Look through the data below. Pick out the lines holding the string "陆地上大量的水土流失".

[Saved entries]

********

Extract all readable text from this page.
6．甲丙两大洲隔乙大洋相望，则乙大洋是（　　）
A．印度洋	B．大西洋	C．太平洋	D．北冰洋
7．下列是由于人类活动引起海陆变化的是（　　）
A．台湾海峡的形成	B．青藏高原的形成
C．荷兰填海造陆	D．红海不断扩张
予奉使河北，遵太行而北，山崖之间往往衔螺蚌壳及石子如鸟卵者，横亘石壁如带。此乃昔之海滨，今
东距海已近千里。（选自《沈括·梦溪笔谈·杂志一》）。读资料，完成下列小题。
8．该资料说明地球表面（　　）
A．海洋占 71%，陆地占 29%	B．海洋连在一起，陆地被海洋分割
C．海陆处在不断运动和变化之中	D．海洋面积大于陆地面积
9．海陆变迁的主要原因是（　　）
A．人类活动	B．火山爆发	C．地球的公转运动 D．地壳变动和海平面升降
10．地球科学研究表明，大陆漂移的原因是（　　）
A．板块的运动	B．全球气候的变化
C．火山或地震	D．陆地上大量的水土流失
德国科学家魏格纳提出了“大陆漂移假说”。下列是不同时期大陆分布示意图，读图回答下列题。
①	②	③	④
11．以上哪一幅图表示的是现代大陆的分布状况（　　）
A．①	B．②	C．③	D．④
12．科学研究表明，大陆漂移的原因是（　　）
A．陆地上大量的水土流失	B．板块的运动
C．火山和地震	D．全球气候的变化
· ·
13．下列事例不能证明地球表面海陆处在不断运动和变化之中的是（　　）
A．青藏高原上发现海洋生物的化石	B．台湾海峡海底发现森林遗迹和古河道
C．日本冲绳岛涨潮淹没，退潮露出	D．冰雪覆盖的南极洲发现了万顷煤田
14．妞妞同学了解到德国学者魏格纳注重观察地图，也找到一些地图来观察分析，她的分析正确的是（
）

********

■ COMPLETED TASK:
C．火山或地震	D．陆地上大量的水土流失
A．陆地上大量的水土流失	B．板块的运动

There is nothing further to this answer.